▸ **Problem to solve**
Reproduce each line of the records below as a JSON array of strings, one string per line, leaving out any blank lines.

┄┄┄┄┄┄┄┄┄┄

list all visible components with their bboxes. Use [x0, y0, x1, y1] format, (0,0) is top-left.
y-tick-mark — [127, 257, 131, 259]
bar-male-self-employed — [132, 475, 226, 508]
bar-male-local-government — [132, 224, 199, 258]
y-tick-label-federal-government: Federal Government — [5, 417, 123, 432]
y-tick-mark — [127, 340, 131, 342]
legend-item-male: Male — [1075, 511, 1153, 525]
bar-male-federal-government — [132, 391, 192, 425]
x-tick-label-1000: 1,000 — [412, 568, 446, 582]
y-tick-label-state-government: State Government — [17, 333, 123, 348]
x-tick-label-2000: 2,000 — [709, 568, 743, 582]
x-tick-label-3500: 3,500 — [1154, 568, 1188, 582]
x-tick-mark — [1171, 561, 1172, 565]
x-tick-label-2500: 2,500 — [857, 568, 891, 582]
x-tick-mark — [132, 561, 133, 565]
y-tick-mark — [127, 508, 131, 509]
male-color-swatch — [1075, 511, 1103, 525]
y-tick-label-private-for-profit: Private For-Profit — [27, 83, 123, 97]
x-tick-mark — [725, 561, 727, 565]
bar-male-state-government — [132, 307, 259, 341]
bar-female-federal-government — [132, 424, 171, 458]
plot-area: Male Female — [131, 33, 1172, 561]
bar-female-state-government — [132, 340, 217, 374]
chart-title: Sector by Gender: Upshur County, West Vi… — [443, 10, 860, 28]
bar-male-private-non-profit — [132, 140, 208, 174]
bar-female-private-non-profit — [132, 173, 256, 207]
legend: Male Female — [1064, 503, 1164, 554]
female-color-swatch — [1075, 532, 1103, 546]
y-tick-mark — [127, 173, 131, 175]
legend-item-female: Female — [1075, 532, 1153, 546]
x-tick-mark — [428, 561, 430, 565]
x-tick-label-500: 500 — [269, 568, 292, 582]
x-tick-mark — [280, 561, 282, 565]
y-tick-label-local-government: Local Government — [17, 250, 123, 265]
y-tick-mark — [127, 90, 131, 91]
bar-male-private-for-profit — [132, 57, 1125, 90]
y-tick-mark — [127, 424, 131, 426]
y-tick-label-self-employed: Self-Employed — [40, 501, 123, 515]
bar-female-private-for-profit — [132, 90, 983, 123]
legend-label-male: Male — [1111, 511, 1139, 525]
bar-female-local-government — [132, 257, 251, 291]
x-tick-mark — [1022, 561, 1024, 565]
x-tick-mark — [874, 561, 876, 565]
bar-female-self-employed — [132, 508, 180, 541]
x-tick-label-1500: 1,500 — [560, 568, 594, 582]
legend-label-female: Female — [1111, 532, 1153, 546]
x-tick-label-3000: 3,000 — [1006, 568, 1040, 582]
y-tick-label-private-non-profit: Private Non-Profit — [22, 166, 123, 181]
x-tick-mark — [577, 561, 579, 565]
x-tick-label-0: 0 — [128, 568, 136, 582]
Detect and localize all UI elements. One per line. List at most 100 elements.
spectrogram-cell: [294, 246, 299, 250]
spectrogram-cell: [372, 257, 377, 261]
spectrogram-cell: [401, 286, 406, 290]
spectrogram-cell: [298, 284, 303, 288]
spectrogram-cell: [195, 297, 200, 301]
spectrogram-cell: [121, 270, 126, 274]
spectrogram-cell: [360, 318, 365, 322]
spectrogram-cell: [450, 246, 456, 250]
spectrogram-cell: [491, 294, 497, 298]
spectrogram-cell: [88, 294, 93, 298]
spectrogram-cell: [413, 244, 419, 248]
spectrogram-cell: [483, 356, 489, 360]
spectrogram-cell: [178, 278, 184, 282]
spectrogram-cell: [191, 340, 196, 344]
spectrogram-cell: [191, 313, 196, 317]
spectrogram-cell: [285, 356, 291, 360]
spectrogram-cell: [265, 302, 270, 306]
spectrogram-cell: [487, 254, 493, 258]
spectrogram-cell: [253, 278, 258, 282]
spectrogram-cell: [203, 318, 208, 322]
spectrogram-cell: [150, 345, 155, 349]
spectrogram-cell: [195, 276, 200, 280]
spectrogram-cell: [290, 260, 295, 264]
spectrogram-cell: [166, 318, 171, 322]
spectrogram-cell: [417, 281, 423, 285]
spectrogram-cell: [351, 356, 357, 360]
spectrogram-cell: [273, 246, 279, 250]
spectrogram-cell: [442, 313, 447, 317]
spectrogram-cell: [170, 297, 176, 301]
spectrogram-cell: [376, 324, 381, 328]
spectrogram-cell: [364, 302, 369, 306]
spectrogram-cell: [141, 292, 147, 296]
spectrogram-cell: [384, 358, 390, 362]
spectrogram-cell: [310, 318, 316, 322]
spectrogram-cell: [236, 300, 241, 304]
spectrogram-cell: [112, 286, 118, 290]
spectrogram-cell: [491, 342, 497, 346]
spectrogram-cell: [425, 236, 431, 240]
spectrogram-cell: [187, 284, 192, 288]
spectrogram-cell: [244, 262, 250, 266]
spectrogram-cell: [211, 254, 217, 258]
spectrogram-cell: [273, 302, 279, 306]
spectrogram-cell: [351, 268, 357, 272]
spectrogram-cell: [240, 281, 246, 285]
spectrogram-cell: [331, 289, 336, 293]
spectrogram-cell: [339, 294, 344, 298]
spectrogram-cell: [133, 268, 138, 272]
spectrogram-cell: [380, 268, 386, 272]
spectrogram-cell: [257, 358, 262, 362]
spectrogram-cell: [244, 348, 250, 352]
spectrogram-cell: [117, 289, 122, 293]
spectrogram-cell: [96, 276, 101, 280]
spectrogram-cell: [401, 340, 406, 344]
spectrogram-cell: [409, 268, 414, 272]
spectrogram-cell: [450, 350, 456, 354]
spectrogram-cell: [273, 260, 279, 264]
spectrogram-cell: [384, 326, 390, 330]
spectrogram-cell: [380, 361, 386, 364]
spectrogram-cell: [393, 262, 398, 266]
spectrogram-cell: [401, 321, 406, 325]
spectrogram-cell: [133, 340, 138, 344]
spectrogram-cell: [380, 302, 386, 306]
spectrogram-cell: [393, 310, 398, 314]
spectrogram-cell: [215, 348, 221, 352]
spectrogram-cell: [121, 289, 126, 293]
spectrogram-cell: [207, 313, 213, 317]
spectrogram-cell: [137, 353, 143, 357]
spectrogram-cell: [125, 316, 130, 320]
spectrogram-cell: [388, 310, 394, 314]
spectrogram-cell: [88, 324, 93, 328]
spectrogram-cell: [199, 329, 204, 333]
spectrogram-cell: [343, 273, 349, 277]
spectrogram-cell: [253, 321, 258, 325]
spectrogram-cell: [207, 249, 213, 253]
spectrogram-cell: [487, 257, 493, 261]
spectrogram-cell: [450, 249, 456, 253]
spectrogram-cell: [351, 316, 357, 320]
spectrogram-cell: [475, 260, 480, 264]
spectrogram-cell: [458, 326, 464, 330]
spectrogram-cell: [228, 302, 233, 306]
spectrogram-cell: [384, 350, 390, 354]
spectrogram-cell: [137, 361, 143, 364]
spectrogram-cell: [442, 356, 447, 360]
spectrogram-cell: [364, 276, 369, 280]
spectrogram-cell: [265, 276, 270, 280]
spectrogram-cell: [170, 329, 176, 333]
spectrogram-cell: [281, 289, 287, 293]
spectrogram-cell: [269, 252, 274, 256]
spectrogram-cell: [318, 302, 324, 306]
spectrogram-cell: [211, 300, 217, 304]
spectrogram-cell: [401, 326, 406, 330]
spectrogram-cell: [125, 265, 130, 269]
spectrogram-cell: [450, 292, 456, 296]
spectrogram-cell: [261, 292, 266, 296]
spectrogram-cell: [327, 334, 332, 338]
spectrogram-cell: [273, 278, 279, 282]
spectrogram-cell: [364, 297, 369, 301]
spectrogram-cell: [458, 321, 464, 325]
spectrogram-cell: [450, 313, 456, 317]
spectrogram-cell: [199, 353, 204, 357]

┄┄┄┄┄┄┄┄┄┄

▸ **Response to the exercise**
[
  "list all visible components with their bboxes. Use [x0, y0, x1, y1] format, (0,0) is top-left.",
  "y-tick-mark — [127, 257, 131, 259]",
  "bar-male-self-employed — [132, 475, 226, 508]",
  "bar-male-local-government — [132, 224, 199, 258]",
  "y-tick-label-federal-government: Federal Government — [5, 417, 123, 432]",
  "y-tick-mark — [127, 340, 131, 342]",
  "legend-item-male: Male — [1075, 511, 1153, 525]",
  "bar-male-federal-government — [132, 391, 192, 425]",
  "x-tick-label-1000: 1,000 — [412, 568, 446, 582]",
  "y-tick-label-state-government: State Government — [17, 333, 123, 348]",
  "x-tick-label-2000: 2,000 — [709, 568, 743, 582]",
  "x-tick-label-3500: 3,500 — [1154, 568, 1188, 582]",
  "x-tick-mark — [1171, 561, 1172, 565]",
  "x-tick-label-2500: 2,500 — [857, 568, 891, 582]",
  "x-tick-mark — [132, 561, 133, 565]",
  "y-tick-mark — [127, 508, 131, 509]",
  "male-color-swatch — [1075, 511, 1103, 525]",
  "y-tick-label-private-for-profit: Private For-Profit — [27, 83, 123, 97]",
  "x-tick-mark — [725, 561, 727, 565]",
  "bar-male-state-government — [132, 307, 259, 341]",
  "bar-female-federal-government — [132, 424, 171, 458]",
  "plot-area: Male Female — [131, 33, 1172, 561]",
  "bar-female-state-government — [132, 340, 217, 374]",
  "chart-title: Sector by Gender: Upshur County, West Vi… — [443, 10, 860, 28]",
  "bar-male-private-non-profit — [132, 140, 208, 174]",
  "bar-female-private-non-profit — [132, 173, 256, 207]",
  "legend: Male Female — [1064, 503, 1164, 554]",
  "female-color-swatch — [1075, 532, 1103, 546]",
  "y-tick-mark — [127, 173, 131, 175]",
  "legend-item-female: Female — [1075, 532, 1153, 546]",
  "x-tick-mark — [428, 561, 430, 565]",
  "x-tick-label-500: 500 — [269, 568, 292, 582]",
  "x-tick-mark — [280, 561, 282, 565]",
  "y-tick-label-local-government: Local Government — [17, 250, 123, 265]",
  "y-tick-mark — [127, 90, 131, 91]",
  "bar-male-private-for-profit — [132, 57, 1125, 90]",
  "y-tick-mark — [127, 424, 131, 426]",
  "y-tick-label-self-employed: Self-Employed — [40, 501, 123, 515]",
  "bar-female-private-for-profit — [132, 90, 983, 123]",
  "legend-label-male: Male — [1111, 511, 1139, 525]",
  "bar-female-local-government — [132, 257, 251, 291]",
  "x-tick-mark — [1022, 561, 1024, 565]",
  "x-tick-mark — [874, 561, 876, 565]",
  "bar-female-self-employed — [132, 508, 180, 541]",
  "x-tick-label-1500: 1,500 — [560, 568, 594, 582]",
  "legend-label-female: Female — [1111, 532, 1153, 546]",
  "x-tick-label-3000: 3,000 — [1006, 568, 1040, 582]",
  "y-tick-label-private-non-profit: Private Non-Profit — [22, 166, 123, 181]",
  "x-tick-mark — [577, 561, 579, 565]",
  "x-tick-label-0: 0 — [128, 568, 136, 582]",
  "Detect and localize all UI elements. One per line. List at most 100 elements.",
  "spectrogram-cell: [294, 246, 299, 250]",
  "spectrogram-cell: [372, 257, 377, 261]",
  "spectrogram-cell: [401, 286, 406, 290]",
  "spectrogram-cell: [298, 284, 303, 288]",
  "spectrogram-cell: [195, 297, 200, 301]",
  "spectrogram-cell: [121, 270, 126, 274]",
  "spectrogram-cell: [360, 318, 365, 322]",
  "spectrogram-cell: [450, 246, 456, 250]",
  "spectrogram-cell: [491, 294, 497, 298]",
  "spectrogram-cell: [88, 294, 93, 298]",
  "spectrogram-cell: [413, 244, 419, 248]",
  "spectrogram-cell: [483, 356, 489, 360]",
  "spectrogram-cell: [178, 278, 184, 282]",
  "spectrogram-cell: [191, 340, 196, 344]",
  "spectrogram-cell: [191, 313, 196, 317]",
  "spectrogram-cell: [285, 356, 291, 360]",
  "spectrogram-cell: [265, 302, 270, 306]",
  "spectrogram-cell: [487, 254, 493, 258]",
  "spectrogram-cell: [253, 278, 258, 282]",
  "spectrogram-cell: [203, 318, 208, 322]",
  "spectrogram-cell: [150, 345, 155, 349]",
  "spectrogram-cell: [195, 276, 200, 280]",
  "spectrogram-cell: [290, 260, 295, 264]",
  "spectrogram-cell: [166, 318, 171, 322]",
  "spectrogram-cell: [417, 281, 423, 285]",
  "spectrogram-cell: [351, 356, 357, 360]",
  "spectrogram-cell: [273, 246, 279, 250]",
  "spectrogram-cell: [442, 313, 447, 317]",
  "spectrogram-cell: [170, 297, 176, 301]",
  "spectrogram-cell: [376, 324, 381, 328]",
  "spectrogram-cell: [364, 302, 369, 306]",
  "spectrogram-cell: [141, 292, 147, 296]",
  "spectrogram-cell: [384, 358, 390, 362]",
  "spectrogram-cell: [310, 318, 316, 322]",
  "spectrogram-cell: [236, 300, 241, 304]",
  "spectrogram-cell: [112, 286, 118, 290]",
  "spectrogram-cell: [491, 342, 497, 346]",
  "spectrogram-cell: [425, 236, 431, 240]",
  "spectrogram-cell: [187, 284, 192, 288]",
  "spectrogram-cell: [244, 262, 250, 266]",
  "spectrogram-cell: [211, 254, 217, 258]",
  "spectrogram-cell: [273, 302, 279, 306]",
  "spectrogram-cell: [351, 268, 357, 272]",
  "spectrogram-cell: [240, 281, 246, 285]",
  "spectrogram-cell: [331, 289, 336, 293]",
  "spectrogram-cell: [339, 294, 344, 298]",
  "spectrogram-cell: [133, 268, 138, 272]",
  "spectrogram-cell: [380, 268, 386, 272]",
  "spectrogram-cell: [257, 358, 262, 362]",
  "spectrogram-cell: [244, 348, 250, 352]",
  "spectrogram-cell: [117, 289, 122, 293]",
  "spectrogram-cell: [96, 276, 101, 280]",
  "spectrogram-cell: [401, 340, 406, 344]",
  "spectrogram-cell: [409, 268, 414, 272]",
  "spectrogram-cell: [450, 350, 456, 354]",
  "spectrogram-cell: [273, 260, 279, 264]",
  "spectrogram-cell: [384, 326, 390, 330]",
  "spectrogram-cell: [380, 361, 386, 364]",
  "spectrogram-cell: [393, 262, 398, 266]",
  "spectrogram-cell: [401, 321, 406, 325]",
  "spectrogram-cell: [133, 340, 138, 344]",
  "spectrogram-cell: [380, 302, 386, 306]",
  "spectrogram-cell: [393, 310, 398, 314]",
  "spectrogram-cell: [215, 348, 221, 352]",
  "spectrogram-cell: [121, 289, 126, 293]",
  "spectrogram-cell: [207, 313, 213, 317]",
  "spectrogram-cell: [137, 353, 143, 357]",
  "spectrogram-cell: [125, 316, 130, 320]",
  "spectrogram-cell: [388, 310, 394, 314]",
  "spectrogram-cell: [88, 324, 93, 328]",
  "spectrogram-cell: [199, 329, 204, 333]",
  "spectrogram-cell: [343, 273, 349, 277]",
  "spectrogram-cell: [253, 321, 258, 325]",
  "spectrogram-cell: [207, 249, 213, 253]",
  "spectrogram-cell: [487, 257, 493, 261]",
  "spectrogram-cell: [450, 249, 456, 253]",
  "spectrogram-cell: [351, 316, 357, 320]",
  "spectrogram-cell: [475, 260, 480, 264]",
  "spectrogram-cell: [458, 326, 464, 330]",
  "spectrogram-cell: [228, 302, 233, 306]",
  "spectrogram-cell: [384, 350, 390, 354]",
  "spectrogram-cell: [137, 361, 143, 364]",
  "spectrogram-cell: [442, 356, 447, 360]",
  "spectrogram-cell: [364, 276, 369, 280]",
  "spectrogram-cell: [265, 276, 270, 280]",
  "spectrogram-cell: [170, 329, 176, 333]",
  "spectrogram-cell: [281, 289, 287, 293]",
  "spectrogram-cell: [269, 252, 274, 256]",
  "spectrogram-cell: [318, 302, 324, 306]",
  "spectrogram-cell: [211, 300, 217, 304]",
  "spectrogram-cell: [401, 326, 406, 330]",
  "spectrogram-cell: [125, 265, 130, 269]",
  "spectrogram-cell: [450, 292, 456, 296]",
  "spectrogram-cell: [261, 292, 266, 296]",
  "spectrogram-cell: [327, 334, 332, 338]",
  "spectrogram-cell: [273, 278, 279, 282]",
  "spectrogram-cell: [364, 297, 369, 301]",
  "spectrogram-cell: [458, 321, 464, 325]",
  "spectrogram-cell: [450, 313, 456, 317]",
  "spectrogram-cell: [199, 353, 204, 357]"
]